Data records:

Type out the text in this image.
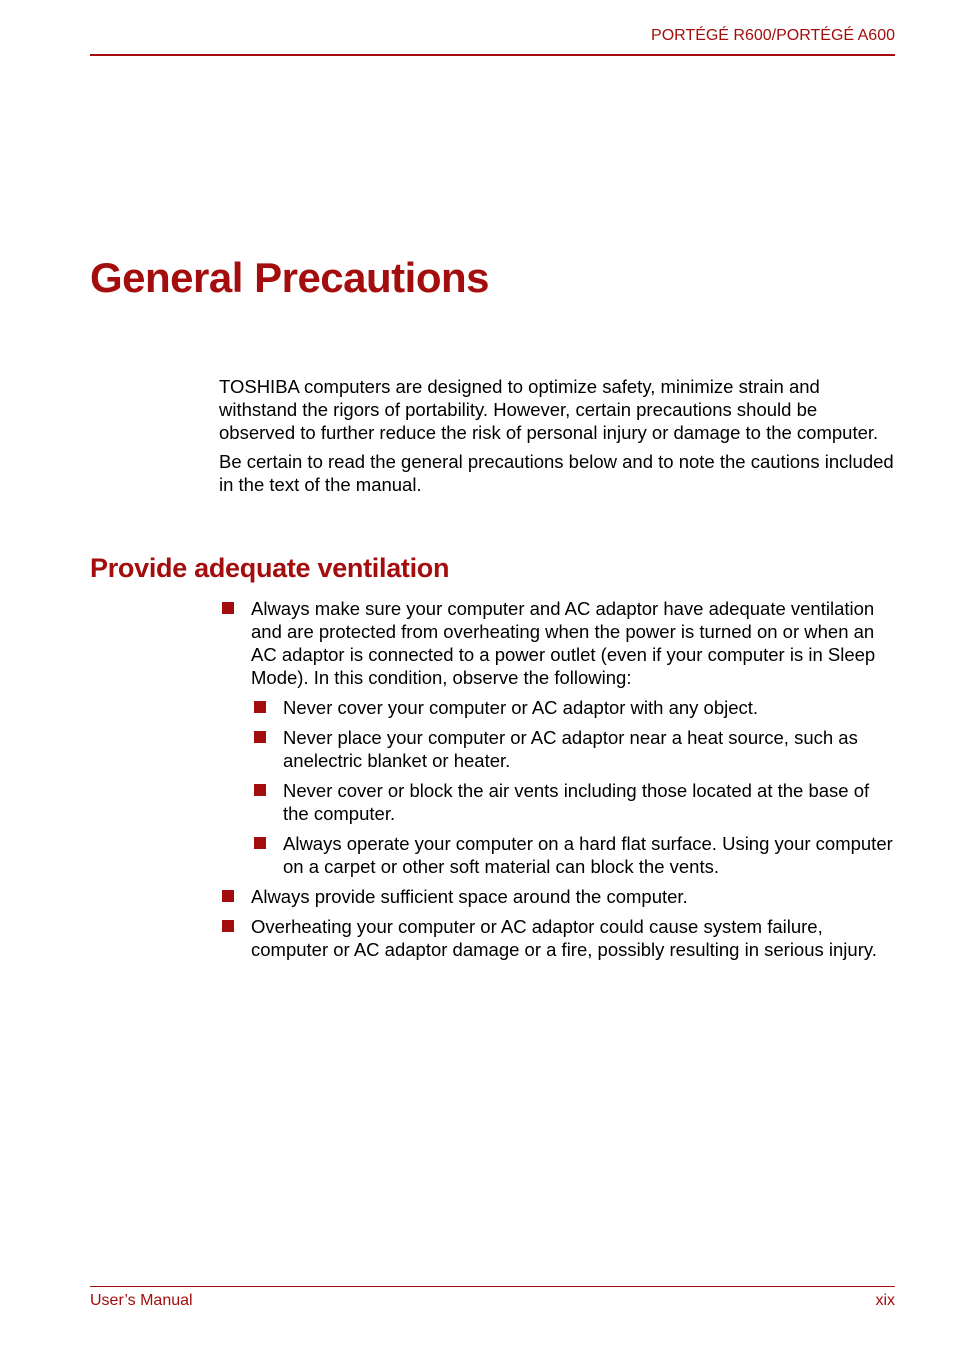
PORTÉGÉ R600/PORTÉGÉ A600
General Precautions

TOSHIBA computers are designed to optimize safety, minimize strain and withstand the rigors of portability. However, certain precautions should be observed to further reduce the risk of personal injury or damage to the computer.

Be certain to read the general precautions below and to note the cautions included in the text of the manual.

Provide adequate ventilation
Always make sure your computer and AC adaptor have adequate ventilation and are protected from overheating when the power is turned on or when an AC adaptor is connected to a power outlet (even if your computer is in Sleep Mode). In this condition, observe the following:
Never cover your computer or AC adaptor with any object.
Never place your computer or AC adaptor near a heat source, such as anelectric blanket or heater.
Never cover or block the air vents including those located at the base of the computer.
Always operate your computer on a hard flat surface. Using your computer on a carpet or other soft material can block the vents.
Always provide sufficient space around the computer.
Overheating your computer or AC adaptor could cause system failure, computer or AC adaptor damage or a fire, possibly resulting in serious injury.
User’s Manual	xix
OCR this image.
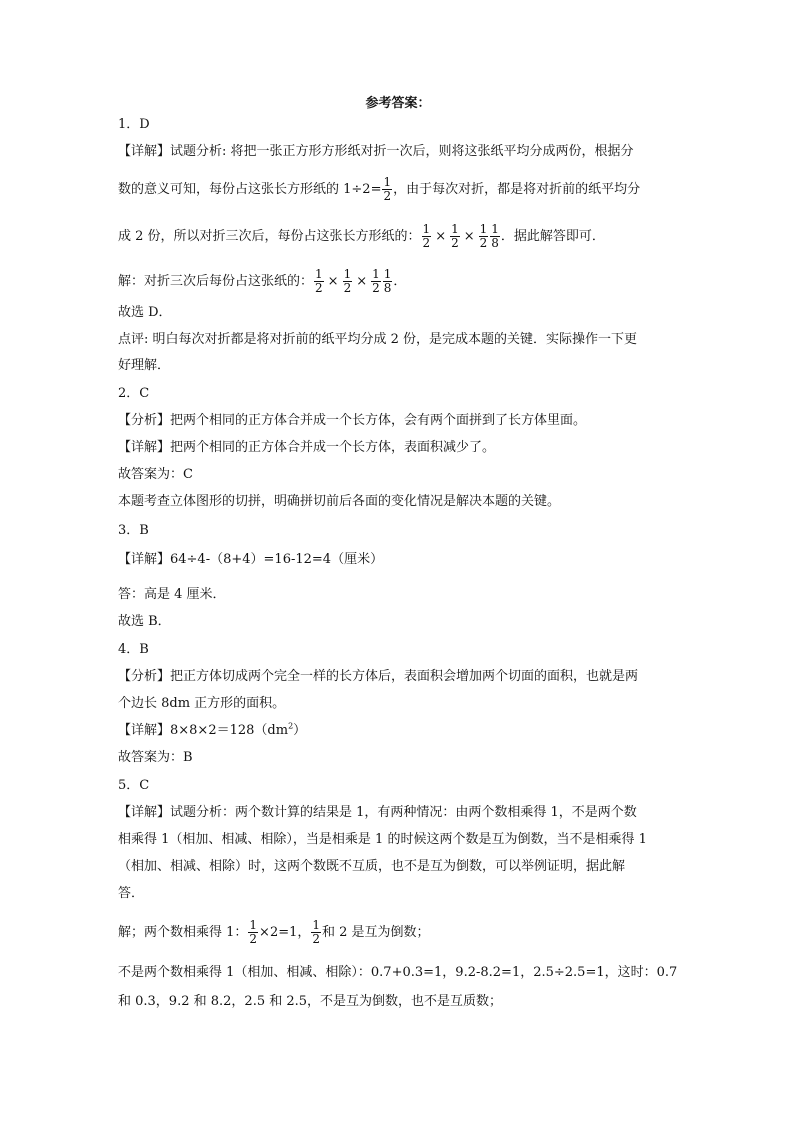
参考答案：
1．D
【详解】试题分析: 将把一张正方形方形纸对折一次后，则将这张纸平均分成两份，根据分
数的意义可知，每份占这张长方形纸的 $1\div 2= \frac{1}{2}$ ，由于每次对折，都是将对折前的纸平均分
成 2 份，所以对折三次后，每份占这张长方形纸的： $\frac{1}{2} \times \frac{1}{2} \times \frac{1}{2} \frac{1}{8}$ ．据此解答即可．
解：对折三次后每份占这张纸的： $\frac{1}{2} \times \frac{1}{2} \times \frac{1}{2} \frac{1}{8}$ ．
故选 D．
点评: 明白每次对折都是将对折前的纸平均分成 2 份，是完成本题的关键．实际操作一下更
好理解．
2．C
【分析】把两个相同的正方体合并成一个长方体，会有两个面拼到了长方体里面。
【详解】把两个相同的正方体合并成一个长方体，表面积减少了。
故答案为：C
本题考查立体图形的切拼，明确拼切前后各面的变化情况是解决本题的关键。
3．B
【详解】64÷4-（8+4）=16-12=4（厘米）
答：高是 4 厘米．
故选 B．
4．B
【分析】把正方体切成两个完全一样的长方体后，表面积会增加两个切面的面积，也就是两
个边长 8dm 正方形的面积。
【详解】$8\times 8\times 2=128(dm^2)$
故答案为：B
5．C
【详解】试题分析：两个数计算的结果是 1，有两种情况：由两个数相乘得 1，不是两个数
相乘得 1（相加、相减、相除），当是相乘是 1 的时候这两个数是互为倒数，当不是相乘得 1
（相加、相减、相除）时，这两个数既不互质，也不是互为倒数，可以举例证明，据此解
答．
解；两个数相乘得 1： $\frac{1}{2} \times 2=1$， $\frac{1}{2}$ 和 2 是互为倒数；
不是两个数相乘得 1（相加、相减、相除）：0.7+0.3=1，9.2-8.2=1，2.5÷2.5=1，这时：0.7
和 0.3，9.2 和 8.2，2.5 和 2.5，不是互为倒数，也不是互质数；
* * *
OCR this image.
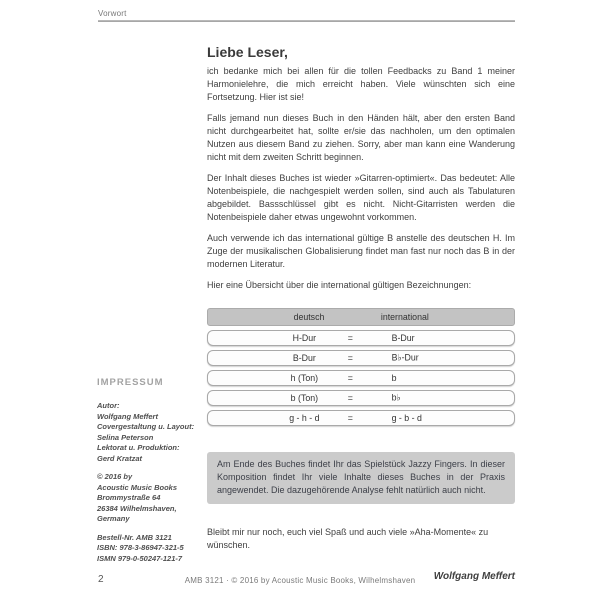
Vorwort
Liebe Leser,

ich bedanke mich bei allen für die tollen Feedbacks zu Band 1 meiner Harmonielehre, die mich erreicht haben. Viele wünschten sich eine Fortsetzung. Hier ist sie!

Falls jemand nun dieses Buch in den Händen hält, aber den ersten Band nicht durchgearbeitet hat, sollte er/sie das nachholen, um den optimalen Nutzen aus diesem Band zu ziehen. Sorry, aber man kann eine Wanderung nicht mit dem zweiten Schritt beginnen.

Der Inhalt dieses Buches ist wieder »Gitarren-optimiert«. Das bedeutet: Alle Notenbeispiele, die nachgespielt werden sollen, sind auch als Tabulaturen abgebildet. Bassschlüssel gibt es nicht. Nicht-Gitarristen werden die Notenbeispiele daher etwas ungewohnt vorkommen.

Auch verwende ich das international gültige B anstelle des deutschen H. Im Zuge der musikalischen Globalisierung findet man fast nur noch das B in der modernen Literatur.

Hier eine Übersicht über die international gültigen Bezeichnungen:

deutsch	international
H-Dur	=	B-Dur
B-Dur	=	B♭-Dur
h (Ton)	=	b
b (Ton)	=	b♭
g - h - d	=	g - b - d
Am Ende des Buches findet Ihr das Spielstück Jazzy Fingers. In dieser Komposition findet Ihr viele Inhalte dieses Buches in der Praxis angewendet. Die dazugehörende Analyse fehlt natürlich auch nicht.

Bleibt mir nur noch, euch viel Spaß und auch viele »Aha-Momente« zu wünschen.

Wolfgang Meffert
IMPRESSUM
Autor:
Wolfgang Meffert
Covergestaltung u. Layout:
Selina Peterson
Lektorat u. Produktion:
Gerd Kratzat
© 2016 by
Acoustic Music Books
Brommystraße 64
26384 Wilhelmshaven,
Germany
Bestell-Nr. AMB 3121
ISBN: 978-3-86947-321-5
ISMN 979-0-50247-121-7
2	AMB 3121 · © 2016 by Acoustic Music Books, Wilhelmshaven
* * *
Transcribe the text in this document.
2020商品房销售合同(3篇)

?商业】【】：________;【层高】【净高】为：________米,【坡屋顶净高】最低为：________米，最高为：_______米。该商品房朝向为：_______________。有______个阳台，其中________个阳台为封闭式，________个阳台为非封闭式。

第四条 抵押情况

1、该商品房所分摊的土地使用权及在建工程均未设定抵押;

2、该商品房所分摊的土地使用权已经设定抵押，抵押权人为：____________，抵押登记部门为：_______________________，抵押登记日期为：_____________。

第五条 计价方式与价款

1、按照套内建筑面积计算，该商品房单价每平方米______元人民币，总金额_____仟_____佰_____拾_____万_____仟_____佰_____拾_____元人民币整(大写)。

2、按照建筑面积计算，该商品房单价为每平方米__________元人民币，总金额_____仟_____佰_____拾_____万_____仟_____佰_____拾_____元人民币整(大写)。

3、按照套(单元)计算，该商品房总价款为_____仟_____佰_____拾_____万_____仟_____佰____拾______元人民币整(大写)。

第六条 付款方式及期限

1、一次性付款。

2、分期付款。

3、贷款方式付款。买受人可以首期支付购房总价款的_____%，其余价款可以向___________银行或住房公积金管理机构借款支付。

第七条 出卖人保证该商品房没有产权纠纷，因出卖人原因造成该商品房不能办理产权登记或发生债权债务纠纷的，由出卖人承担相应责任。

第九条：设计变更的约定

● **WHAT YOU NEED TO DO**:
Copy each line of the listing that holds the word "nicht".

● **ANSWER**:
Falls jemand nun dieses Buch in den Händen hält, aber den ersten Band nicht durchgearbeitet hat, sollte er/sie das nachholen, um den optimalen Nutzen aus diesem Band zu ziehen. Sorry, aber man kann eine Wanderung nicht mit dem zweiten Schritt beginnen.
Der Inhalt dieses Buches ist wieder »Gitarren-optimiert«. Das bedeutet: Alle Notenbeispiele, die nachgespielt werden sollen, sind auch als Tabulaturen abgebildet. Bassschlüssel gibt es nicht. Nicht-Gitarristen werden die Notenbeispiele daher etwas ungewohnt vorkommen.
Am Ende des Buches findet Ihr das Spielstück Jazzy Fingers. In dieser Komposition findet Ihr viele Inhalte dieses Buches in der Praxis angewendet. Die dazugehörende Analyse fehlt natürlich auch nicht.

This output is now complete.